▸ Problem to work on
Reproduce all of the data that follows, character for character.

▸ Raw data

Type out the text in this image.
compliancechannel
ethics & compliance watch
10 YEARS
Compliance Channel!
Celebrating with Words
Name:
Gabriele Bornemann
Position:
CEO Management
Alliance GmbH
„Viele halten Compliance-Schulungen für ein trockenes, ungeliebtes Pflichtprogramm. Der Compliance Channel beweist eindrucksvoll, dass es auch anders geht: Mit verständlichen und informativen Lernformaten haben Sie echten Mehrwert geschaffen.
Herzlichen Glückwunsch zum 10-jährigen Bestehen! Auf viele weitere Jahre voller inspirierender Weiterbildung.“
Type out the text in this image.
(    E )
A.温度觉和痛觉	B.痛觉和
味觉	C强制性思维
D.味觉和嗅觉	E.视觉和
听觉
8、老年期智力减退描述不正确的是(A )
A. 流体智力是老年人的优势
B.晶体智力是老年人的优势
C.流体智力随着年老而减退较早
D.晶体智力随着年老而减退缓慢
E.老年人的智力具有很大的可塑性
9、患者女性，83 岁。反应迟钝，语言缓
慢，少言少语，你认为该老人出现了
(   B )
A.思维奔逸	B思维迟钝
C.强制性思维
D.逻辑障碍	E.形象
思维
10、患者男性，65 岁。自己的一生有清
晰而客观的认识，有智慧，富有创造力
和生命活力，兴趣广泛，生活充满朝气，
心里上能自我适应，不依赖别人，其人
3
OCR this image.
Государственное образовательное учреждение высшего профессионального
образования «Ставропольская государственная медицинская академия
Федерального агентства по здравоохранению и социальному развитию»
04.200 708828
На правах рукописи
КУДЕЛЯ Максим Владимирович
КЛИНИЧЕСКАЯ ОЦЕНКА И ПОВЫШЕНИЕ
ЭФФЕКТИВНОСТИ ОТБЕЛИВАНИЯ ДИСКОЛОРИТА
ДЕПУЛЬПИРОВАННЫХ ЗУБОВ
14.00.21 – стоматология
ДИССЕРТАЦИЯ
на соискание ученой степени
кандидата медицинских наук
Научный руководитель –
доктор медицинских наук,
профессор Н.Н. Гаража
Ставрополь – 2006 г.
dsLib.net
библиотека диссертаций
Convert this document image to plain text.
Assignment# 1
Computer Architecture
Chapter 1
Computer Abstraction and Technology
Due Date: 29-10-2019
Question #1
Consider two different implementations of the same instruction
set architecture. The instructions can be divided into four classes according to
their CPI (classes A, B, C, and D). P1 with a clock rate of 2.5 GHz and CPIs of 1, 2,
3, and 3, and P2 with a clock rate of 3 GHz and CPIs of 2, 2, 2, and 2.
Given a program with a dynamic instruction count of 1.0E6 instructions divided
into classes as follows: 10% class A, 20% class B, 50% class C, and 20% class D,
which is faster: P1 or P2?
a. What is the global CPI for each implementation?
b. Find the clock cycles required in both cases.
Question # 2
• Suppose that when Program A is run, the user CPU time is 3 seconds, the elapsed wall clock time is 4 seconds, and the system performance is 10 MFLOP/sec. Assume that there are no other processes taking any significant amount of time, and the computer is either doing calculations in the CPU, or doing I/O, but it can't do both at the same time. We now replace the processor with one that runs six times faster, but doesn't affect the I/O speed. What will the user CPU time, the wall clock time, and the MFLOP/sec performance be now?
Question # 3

▸ Solved problem
Type out the text in this image.
compliancechannel
ethics & compliance watch
10 YEARS
Compliance Channel!
Celebrating with Words
Name:
Gabriele Bornemann
Position:
CEO Management
Alliance GmbH
„Viele halten Compliance-Schulungen für ein trockenes, ungeliebtes Pflichtprogramm. Der Compliance Channel beweist eindrucksvoll, dass es auch anders geht: Mit verständlichen und informativen Lernformaten haben Sie echten Mehrwert geschaffen.
Herzlichen Glückwunsch zum 10-jährigen Bestehen! Auf viele weitere Jahre voller inspirierender Weiterbildung.“
Type out the text in this image.
(    E )
A.温度觉和痛觉	B.痛觉和
味觉	C强制性思维
D.味觉和嗅觉	E.视觉和
听觉
8、老年期智力减退描述不正确的是(A )
A. 流体智力是老年人的优势
B.晶体智力是老年人的优势
C.流体智力随着年老而减退较早
D.晶体智力随着年老而减退缓慢
E.老年人的智力具有很大的可塑性
9、患者女性，83 岁。反应迟钝，语言缓
慢，少言少语，你认为该老人出现了
(   B )
A.思维奔逸	B思维迟钝
C.强制性思维
D.逻辑障碍	E.形象
思维
10、患者男性，65 岁。自己的一生有清
晰而客观的认识，有智慧，富有创造力
和生命活力，兴趣广泛，生活充满朝气，
心里上能自我适应，不依赖别人，其人
3
OCR this image.
Государственное образовательное учреждение высшего профессионального
образования «Ставропольская государственная медицинская академия
Федерального агентства по здравоохранению и социальному развитию»
04.200 708828
На правах рукописи
КУДЕЛЯ Максим Владимирович
КЛИНИЧЕСКАЯ ОЦЕНКА И ПОВЫШЕНИЕ
ЭФФЕКТИВНОСТИ ОТБЕЛИВАНИЯ ДИСКОЛОРИТА
ДЕПУЛЬПИРОВАННЫХ ЗУБОВ
14.00.21 – стоматология
ДИССЕРТАЦИЯ
на соискание ученой степени
кандидата медицинских наук
Научный руководитель –
доктор медицинских наук,
профессор Н.Н. Гаража
Ставрополь – 2006 г.
dsLib.net
библиотека диссертаций
Convert this document image to plain text.
Assignment# 1
Computer Architecture
Chapter 1
Computer Abstraction and Technology
Due Date: 29-10-2019
Question #1
Consider two different implementations of the same instruction
set architecture. The instructions can be divided into four classes according to
their CPI (classes A, B, C, and D). P1 with a clock rate of 2.5 GHz and CPIs of 1, 2,
3, and 3, and P2 with a clock rate of 3 GHz and CPIs of 2, 2, 2, and 2.
Given a program with a dynamic instruction count of 1.0E6 instructions divided
into classes as follows: 10% class A, 20% class B, 50% class C, and 20% class D,
which is faster: P1 or P2?
a. What is the global CPI for each implementation?
b. Find the clock cycles required in both cases.
Question # 2
• Suppose that when Program A is run, the user CPU time is 3 seconds, the elapsed wall clock time is 4 seconds, and the system performance is 10 MFLOP/sec. Assume that there are no other processes taking any significant amount of time, and the computer is either doing calculations in the CPU, or doing I/O, but it can't do both at the same time. We now replace the processor with one that runs six times faster, but doesn't affect the I/O speed. What will the user CPU time, the wall clock time, and the MFLOP/sec performance be now?
Question # 3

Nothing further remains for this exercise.